WRITTEN INSTRUCTION: Print the data exactly as it is given, please.

..............................

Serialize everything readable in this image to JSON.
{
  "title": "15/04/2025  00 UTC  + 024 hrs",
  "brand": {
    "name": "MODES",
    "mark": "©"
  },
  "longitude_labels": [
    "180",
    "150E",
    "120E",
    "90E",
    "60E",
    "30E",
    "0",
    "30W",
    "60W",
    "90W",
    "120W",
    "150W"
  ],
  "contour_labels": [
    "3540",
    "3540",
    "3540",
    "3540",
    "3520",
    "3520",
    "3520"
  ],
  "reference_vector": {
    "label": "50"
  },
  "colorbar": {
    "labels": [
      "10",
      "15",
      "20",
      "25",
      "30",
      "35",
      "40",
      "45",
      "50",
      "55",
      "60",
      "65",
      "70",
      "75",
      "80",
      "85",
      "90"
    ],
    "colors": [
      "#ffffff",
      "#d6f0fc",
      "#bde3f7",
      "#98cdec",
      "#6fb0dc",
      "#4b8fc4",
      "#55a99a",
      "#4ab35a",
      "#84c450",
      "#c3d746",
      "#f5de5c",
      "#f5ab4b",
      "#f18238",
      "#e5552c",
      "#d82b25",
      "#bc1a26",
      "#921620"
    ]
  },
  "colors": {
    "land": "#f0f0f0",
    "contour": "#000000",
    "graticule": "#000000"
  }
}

..............................

WRITTEN ANSWER:
Serialize everything readable in this image to JSON.
{
  "title": "15/04/2025  00 UTC  + 024 hrs",
  "brand": {
    "name": "MODES",
    "mark": "©"
  },
  "longitude_labels": [
    "180",
    "150E",
    "120E",
    "90E",
    "60E",
    "30E",
    "0",
    "30W",
    "60W",
    "90W",
    "120W",
    "150W"
  ],
  "contour_labels": [
    "3540",
    "3540",
    "3540",
    "3540",
    "3520",
    "3520",
    "3520"
  ],
  "reference_vector": {
    "label": "50"
  },
  "colorbar": {
    "labels": [
      "10",
      "15",
      "20",
      "25",
      "30",
      "35",
      "40",
      "45",
      "50",
      "55",
      "60",
      "65",
      "70",
      "75",
      "80",
      "85",
      "90"
    ],
    "colors": [
      "#ffffff",
      "#d6f0fc",
      "#bde3f7",
      "#98cdec",
      "#6fb0dc",
      "#4b8fc4",
      "#55a99a",
      "#4ab35a",
      "#84c450",
      "#c3d746",
      "#f5de5c",
      "#f5ab4b",
      "#f18238",
      "#e5552c",
      "#d82b25",
      "#bc1a26",
      "#921620"
    ]
  },
  "colors": {
    "land": "#f0f0f0",
    "contour": "#000000",
    "graticule": "#000000"
  }
}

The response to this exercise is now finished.